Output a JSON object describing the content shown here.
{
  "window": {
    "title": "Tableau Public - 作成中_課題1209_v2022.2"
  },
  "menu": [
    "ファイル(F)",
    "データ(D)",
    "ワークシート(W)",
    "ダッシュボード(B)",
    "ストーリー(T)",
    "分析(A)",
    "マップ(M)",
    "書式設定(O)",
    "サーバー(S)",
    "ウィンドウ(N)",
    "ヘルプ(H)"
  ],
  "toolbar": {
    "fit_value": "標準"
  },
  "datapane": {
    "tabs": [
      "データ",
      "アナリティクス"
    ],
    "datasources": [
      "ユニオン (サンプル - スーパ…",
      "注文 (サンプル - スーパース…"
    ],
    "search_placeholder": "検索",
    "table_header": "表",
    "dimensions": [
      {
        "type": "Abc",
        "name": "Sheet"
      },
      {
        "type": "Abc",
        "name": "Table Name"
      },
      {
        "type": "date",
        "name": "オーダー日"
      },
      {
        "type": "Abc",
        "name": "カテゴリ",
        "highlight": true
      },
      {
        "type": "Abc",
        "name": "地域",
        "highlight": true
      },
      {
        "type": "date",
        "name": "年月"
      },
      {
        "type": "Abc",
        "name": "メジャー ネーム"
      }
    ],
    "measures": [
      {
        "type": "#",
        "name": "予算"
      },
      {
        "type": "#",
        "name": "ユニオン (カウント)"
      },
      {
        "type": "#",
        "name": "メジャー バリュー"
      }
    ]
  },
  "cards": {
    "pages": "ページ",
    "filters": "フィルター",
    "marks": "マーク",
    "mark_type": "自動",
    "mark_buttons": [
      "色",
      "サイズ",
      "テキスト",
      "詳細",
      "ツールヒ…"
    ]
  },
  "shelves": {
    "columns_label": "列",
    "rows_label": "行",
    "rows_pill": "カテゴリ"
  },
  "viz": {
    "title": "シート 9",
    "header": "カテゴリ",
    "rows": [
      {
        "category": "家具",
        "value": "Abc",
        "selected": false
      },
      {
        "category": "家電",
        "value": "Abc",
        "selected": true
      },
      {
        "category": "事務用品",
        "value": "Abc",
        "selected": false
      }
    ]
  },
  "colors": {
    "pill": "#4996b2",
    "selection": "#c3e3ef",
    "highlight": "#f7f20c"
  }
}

=== Task ===
Only lines that contain the word "name" are wanted; copy each of them.

=== Solution to this task ===
        "name": "Sheet"
        "name": "Table Name"
        "name": "オーダー日"
        "name": "カテゴリ",
        "name": "地域",
        "name": "年月"
        "name": "メジャー ネーム"
        "name": "予算"
        "name": "ユニオン (カウント)"
        "name": "メジャー バリュー"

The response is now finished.